• [Exercise details]
Could you return every line of the records below word for word, with the pictures left out?

• [Provided data]

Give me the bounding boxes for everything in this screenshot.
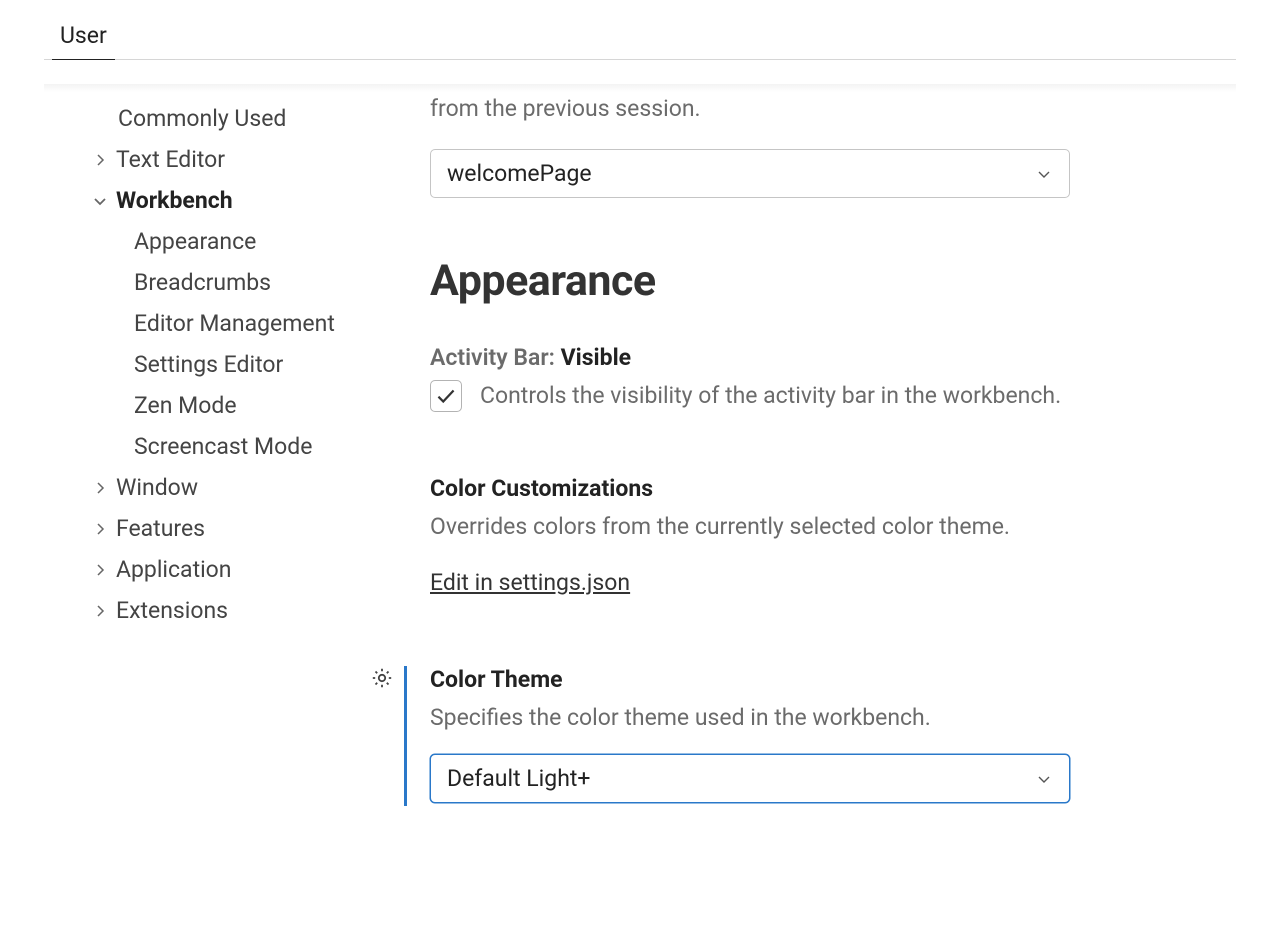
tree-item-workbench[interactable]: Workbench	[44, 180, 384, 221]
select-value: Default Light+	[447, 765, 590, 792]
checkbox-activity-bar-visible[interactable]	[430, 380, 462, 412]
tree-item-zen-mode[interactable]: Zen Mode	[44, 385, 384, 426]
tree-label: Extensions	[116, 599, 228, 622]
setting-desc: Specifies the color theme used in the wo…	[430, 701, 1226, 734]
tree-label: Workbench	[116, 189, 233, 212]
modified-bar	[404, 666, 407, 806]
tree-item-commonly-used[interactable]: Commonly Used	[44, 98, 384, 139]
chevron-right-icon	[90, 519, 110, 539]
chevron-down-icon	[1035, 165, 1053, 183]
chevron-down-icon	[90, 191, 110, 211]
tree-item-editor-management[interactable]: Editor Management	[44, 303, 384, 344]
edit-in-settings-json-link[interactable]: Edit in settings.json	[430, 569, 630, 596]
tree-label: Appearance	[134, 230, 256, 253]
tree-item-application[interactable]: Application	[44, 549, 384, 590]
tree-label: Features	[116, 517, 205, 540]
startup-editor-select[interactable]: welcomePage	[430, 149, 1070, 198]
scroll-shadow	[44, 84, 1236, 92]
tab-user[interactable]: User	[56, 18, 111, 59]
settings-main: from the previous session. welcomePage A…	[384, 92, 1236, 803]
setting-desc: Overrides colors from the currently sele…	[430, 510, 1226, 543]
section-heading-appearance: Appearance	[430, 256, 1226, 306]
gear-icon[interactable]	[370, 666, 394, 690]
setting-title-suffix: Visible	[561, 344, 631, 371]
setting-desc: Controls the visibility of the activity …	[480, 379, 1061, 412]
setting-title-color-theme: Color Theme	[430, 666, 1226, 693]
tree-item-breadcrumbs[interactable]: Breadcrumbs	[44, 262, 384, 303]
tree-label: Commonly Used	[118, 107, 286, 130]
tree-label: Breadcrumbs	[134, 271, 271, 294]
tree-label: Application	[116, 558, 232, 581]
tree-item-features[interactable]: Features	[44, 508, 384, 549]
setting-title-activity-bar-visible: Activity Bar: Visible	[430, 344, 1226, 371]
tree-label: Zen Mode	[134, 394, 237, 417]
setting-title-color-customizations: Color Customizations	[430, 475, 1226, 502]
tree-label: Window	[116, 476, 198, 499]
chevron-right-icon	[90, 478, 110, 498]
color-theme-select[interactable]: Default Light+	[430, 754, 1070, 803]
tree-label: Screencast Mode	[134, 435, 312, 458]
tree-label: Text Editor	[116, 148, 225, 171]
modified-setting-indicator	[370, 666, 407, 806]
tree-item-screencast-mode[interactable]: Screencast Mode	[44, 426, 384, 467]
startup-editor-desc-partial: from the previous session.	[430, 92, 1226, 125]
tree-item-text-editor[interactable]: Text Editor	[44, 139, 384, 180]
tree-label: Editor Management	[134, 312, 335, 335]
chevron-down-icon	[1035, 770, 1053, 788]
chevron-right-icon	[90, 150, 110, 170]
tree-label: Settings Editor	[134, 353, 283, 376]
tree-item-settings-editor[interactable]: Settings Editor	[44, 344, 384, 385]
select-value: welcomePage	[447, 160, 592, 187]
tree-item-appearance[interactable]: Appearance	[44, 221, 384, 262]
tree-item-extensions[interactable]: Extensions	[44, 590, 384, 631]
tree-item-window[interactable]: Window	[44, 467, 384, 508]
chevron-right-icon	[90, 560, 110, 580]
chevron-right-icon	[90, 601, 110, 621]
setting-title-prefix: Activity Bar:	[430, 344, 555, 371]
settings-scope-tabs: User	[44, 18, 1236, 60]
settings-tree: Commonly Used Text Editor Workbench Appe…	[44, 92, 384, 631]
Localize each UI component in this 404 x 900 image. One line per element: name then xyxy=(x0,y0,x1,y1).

• [Exercise solution]
Give me the bounding boxes for everything in this screenshot.
tree-item-workbench[interactable]: Workbench	[44, 180, 384, 221]
select-value: Default Light+	[447, 765, 590, 792]
checkbox-activity-bar-visible[interactable]	[430, 380, 462, 412]
tree-item-zen-mode[interactable]: Zen Mode	[44, 385, 384, 426]
tree-label: Extensions	[116, 599, 228, 622]
setting-desc: Specifies the color theme used in the wo…	[430, 701, 1226, 734]
tree-label: Workbench	[116, 189, 233, 212]
modified-bar	[404, 666, 407, 806]
tree-item-commonly-used[interactable]: Commonly Used	[44, 98, 384, 139]
chevron-right-icon	[90, 519, 110, 539]
chevron-down-icon	[1035, 165, 1053, 183]
chevron-down-icon	[90, 191, 110, 211]
tree-item-editor-management[interactable]: Editor Management	[44, 303, 384, 344]
edit-in-settings-json-link[interactable]: Edit in settings.json	[430, 569, 630, 596]
tree-label: Appearance	[134, 230, 256, 253]
tree-item-application[interactable]: Application	[44, 549, 384, 590]
tree-label: Features	[116, 517, 205, 540]
startup-editor-select[interactable]: welcomePage	[430, 149, 1070, 198]
scroll-shadow	[44, 84, 1236, 92]
tab-user[interactable]: User	[56, 18, 111, 59]
settings-main: from the previous session. welcomePage A…	[384, 92, 1236, 803]
setting-desc: Overrides colors from the currently sele…	[430, 510, 1226, 543]
section-heading-appearance: Appearance	[430, 256, 1226, 306]
gear-icon[interactable]	[370, 666, 394, 690]
setting-title-suffix: Visible	[561, 344, 631, 371]
setting-desc: Controls the visibility of the activity …	[480, 379, 1061, 412]
setting-title-color-theme: Color Theme	[430, 666, 1226, 693]
tree-item-breadcrumbs[interactable]: Breadcrumbs	[44, 262, 384, 303]
tree-label: Commonly Used	[118, 107, 286, 130]
tree-label: Breadcrumbs	[134, 271, 271, 294]
tree-label: Application	[116, 558, 232, 581]
tree-item-features[interactable]: Features	[44, 508, 384, 549]
setting-title-activity-bar-visible: Activity Bar: Visible	[430, 344, 1226, 371]
tree-label: Zen Mode	[134, 394, 237, 417]
setting-title-color-customizations: Color Customizations	[430, 475, 1226, 502]
tree-label: Window	[116, 476, 198, 499]
chevron-right-icon	[90, 478, 110, 498]
color-theme-select[interactable]: Default Light+	[430, 754, 1070, 803]
tree-label: Screencast Mode	[134, 435, 312, 458]
tree-label: Text Editor	[116, 148, 225, 171]
modified-setting-indicator	[370, 666, 407, 806]
tree-item-screencast-mode[interactable]: Screencast Mode	[44, 426, 384, 467]
startup-editor-desc-partial: from the previous session.	[430, 92, 1226, 125]
tree-item-text-editor[interactable]: Text Editor	[44, 139, 384, 180]
tree-label: Editor Management	[134, 312, 335, 335]
chevron-down-icon	[1035, 770, 1053, 788]
chevron-right-icon	[90, 150, 110, 170]
tree-label: Settings Editor	[134, 353, 283, 376]
tree-item-settings-editor[interactable]: Settings Editor	[44, 344, 384, 385]
select-value: welcomePage	[447, 160, 592, 187]
tree-item-appearance[interactable]: Appearance	[44, 221, 384, 262]
tree-item-extensions[interactable]: Extensions	[44, 590, 384, 631]
tree-item-window[interactable]: Window	[44, 467, 384, 508]
chevron-right-icon	[90, 560, 110, 580]
chevron-right-icon	[90, 601, 110, 621]
setting-title-prefix: Activity Bar:	[430, 344, 555, 371]
settings-scope-tabs: User	[44, 18, 1236, 60]
settings-tree: Commonly Used Text Editor Workbench Appe…	[44, 92, 384, 631]
Localize each UI component in this 404 x 900 image. One line per element: name then xyxy=(x0,y0,x1,y1).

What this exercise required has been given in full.